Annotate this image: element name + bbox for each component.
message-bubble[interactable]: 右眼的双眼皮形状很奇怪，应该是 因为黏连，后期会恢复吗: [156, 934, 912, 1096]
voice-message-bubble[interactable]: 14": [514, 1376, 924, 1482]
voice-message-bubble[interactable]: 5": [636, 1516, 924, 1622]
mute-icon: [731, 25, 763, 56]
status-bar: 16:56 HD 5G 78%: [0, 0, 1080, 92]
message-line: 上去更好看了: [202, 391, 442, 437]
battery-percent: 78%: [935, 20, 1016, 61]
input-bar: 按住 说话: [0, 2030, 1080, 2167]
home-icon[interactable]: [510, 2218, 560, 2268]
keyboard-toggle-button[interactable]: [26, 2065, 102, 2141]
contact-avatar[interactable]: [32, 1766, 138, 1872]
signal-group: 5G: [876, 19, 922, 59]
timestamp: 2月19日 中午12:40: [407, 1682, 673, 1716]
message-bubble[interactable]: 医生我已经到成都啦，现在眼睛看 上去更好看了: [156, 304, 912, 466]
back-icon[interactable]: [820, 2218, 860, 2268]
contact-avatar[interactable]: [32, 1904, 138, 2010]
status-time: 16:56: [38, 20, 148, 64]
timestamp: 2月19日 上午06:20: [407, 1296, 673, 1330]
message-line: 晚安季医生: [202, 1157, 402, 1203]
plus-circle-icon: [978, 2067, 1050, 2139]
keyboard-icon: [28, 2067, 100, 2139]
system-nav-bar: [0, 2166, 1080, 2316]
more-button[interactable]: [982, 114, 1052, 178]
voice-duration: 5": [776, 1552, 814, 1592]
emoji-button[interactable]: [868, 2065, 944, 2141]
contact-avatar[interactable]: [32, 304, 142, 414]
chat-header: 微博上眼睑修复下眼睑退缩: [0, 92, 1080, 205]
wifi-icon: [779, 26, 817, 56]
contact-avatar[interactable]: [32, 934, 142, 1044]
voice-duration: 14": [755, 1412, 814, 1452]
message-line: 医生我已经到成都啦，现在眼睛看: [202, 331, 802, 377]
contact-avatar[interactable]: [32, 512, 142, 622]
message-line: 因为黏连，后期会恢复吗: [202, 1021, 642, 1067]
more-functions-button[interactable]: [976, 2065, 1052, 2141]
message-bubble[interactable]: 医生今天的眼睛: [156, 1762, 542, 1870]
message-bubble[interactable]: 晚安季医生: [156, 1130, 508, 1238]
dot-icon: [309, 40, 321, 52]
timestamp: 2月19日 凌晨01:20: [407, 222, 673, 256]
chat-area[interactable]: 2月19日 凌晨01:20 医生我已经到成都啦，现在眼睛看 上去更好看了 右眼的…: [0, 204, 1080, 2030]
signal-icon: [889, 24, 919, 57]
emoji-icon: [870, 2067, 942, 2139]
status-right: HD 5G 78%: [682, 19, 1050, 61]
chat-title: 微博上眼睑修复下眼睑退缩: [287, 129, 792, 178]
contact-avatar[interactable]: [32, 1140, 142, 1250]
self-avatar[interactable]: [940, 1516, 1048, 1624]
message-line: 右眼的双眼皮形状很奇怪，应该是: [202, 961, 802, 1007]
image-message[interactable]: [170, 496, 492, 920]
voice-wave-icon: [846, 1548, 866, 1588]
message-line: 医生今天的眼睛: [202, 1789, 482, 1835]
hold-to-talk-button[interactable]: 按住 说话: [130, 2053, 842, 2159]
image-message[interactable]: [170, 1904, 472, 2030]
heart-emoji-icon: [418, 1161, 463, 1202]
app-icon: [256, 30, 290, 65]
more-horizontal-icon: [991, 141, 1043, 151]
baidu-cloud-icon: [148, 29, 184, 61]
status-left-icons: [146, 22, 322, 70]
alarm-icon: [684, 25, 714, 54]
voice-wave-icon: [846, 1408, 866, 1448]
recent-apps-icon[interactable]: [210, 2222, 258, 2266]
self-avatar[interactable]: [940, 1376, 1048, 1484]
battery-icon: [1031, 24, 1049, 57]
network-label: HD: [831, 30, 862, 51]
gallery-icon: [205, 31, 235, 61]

*Objective:* Copy out every line in the rows above that contains the string "chat".

*Answer to this problem:*
chat-header: 微博上眼睑修复下眼睑退缩: [0, 92, 1080, 205]
chat-area[interactable]: 2月19日 凌晨01:20 医生我已经到成都啦，现在眼睛看 上去更好看了 右眼的…: [0, 204, 1080, 2030]
chat-title: 微博上眼睑修复下眼睑退缩: [287, 129, 792, 178]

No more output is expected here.